- PROMPT -
The exercise asks you to copy every line below in which "English" appears.

- ITEMS -
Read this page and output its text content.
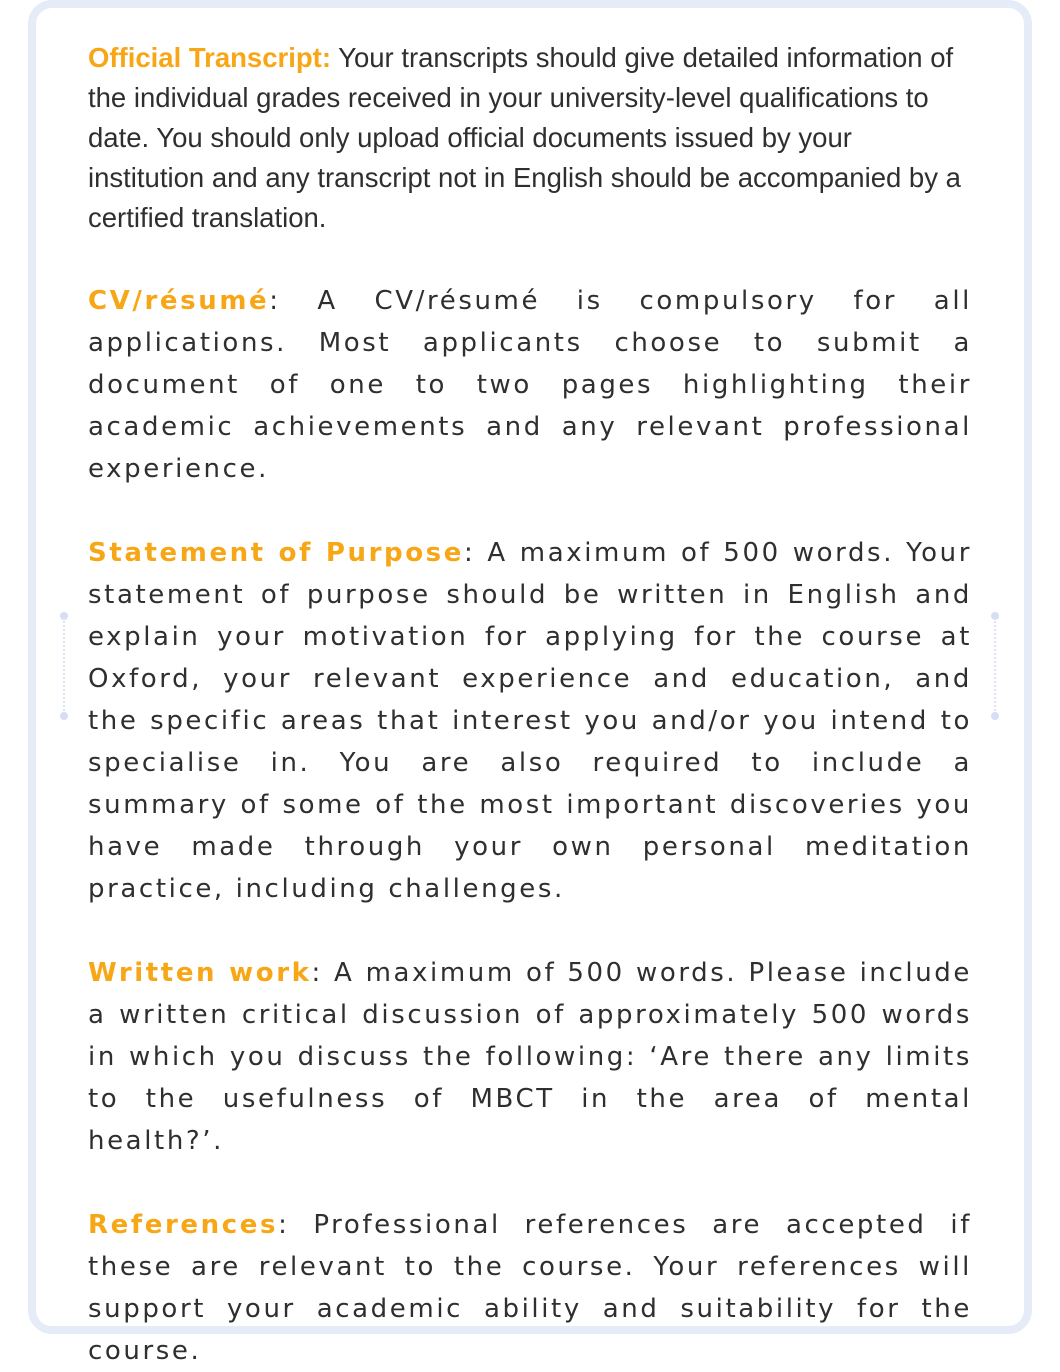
Official Transcript: Your transcripts should give detailed information of the individual grades received in your university-level qualifications to date. You should only upload official documents issued by your institution and any transcript not in English should be accompanied by a certified translation.

CV/résumé: A CV/résumé is compulsory for all applications. Most applicants choose to submit a document of one to two pages highlighting their academic achievements and any relevant professional experience.

Statement of Purpose: A maximum of 500 words. Your statement of purpose should be written in English and explain your motivation for applying for the course at Oxford, your relevant experience and education, and the specific areas that interest you and/or you intend to specialise in. You are also required to include a summary of some of the most important discoveries you have made through your own personal meditation practice, including challenges.

Written work: A maximum of 500 words. Please include a written critical discussion of approximately 500 words in which you discuss the following: ‘Are there any limits to the usefulness of MBCT in the area of mental health?’.

References: Professional references are accepted if these are relevant to the course. Your references will support your academic ability and suitability for the course.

- TASK SOLUTION -
Official Transcript: Your transcripts should give detailed information of the individual grades received in your university-level qualifications to date. You should only upload official documents issued by your institution and any transcript not in English should be accompanied by a certified translation.
Statement of Purpose: A maximum of 500 words. Your statement of purpose should be written in English and explain your motivation for applying for the course at Oxford, your relevant experience and education, and the specific areas that interest you and/or you intend to specialise in. You are also required to include a summary of some of the most important discoveries you have made through your own personal meditation practice, including challenges.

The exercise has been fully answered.